# Data records

+===+

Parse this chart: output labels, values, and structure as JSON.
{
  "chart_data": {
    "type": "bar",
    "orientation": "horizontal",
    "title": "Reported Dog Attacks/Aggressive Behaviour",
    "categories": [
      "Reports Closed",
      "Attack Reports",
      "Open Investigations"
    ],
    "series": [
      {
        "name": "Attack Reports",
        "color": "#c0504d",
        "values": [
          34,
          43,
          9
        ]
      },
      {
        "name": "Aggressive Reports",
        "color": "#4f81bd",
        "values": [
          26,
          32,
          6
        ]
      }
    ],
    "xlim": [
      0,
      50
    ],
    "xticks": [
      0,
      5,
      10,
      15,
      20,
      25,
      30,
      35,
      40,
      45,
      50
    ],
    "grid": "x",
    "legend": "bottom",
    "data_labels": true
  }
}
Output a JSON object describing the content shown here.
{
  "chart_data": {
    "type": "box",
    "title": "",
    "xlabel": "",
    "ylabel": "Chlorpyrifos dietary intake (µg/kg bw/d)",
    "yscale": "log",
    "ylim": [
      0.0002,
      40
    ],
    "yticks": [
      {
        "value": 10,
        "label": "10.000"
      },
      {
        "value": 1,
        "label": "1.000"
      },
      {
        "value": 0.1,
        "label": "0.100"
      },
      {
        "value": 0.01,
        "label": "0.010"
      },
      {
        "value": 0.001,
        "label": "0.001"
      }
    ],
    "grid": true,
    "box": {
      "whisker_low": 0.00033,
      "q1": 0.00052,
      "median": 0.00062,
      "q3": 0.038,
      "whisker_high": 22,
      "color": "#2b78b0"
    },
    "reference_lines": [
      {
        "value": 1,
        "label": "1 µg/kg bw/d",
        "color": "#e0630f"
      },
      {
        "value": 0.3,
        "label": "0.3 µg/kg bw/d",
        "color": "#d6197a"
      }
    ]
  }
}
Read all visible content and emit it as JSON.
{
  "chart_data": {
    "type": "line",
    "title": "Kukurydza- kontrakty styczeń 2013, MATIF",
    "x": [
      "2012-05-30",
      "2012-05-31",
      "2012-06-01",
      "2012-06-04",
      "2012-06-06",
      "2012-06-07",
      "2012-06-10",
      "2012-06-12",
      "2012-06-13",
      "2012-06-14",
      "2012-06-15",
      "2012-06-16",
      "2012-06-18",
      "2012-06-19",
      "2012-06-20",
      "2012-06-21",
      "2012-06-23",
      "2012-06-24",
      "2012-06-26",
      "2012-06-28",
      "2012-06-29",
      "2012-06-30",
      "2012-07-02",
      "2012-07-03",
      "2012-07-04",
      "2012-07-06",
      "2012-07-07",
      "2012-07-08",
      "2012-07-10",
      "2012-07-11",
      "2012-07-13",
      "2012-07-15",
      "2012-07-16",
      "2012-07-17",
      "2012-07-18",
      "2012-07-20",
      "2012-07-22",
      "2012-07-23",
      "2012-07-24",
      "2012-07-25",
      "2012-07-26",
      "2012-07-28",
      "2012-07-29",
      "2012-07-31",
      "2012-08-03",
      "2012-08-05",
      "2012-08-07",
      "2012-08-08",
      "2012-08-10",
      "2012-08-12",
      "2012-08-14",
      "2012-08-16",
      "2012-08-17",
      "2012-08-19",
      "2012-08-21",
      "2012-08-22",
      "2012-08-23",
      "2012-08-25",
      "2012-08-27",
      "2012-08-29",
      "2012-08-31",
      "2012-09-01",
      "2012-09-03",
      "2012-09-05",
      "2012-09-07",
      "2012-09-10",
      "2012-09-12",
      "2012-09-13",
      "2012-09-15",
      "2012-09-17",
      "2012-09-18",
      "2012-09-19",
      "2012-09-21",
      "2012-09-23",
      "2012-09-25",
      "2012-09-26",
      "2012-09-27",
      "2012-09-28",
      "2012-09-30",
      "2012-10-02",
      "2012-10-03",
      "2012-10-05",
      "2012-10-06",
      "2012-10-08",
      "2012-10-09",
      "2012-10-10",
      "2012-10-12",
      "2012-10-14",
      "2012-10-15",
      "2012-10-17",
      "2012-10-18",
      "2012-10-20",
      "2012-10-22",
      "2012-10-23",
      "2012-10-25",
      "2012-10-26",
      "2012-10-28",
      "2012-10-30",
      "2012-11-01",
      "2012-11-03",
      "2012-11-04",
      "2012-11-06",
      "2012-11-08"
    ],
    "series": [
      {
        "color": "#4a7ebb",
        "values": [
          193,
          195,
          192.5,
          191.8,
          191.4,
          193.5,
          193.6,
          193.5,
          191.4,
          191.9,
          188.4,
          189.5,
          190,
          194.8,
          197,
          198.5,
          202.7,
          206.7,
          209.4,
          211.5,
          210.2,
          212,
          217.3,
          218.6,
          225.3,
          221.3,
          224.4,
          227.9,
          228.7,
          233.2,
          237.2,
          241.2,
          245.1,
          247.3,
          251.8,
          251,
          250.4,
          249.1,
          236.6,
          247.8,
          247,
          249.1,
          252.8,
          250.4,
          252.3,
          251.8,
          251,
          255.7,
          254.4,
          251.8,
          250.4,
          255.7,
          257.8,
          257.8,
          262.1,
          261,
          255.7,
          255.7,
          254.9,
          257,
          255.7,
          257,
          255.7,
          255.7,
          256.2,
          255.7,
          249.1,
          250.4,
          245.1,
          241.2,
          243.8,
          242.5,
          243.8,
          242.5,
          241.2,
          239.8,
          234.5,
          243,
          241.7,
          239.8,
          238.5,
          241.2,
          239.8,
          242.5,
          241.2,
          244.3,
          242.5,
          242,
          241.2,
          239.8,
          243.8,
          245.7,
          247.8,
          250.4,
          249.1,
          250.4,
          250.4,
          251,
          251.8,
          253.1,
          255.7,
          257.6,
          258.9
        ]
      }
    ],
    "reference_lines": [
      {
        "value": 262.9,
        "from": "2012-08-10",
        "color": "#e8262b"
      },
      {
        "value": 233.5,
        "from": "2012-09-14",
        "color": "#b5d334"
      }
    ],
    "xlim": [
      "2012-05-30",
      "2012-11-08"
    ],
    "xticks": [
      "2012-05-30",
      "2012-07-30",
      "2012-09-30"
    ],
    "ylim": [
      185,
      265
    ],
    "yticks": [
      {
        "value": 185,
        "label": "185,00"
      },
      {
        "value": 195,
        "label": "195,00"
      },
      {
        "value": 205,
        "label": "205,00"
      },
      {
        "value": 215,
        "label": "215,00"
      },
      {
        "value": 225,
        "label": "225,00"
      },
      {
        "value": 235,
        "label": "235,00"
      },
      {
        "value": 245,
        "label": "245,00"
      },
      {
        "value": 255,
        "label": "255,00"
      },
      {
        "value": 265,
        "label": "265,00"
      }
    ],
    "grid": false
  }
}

+===+

# To be done
Search the records for the word "color". Copy every line that has it.

# Final result
        "color": "#c0504d",
        "color": "#4f81bd",
      "color": "#2b78b0"
        "color": "#e0630f"
        "color": "#d6197a"
        "color": "#4a7ebb",
        "color": "#e8262b"
        "color": "#b5d334"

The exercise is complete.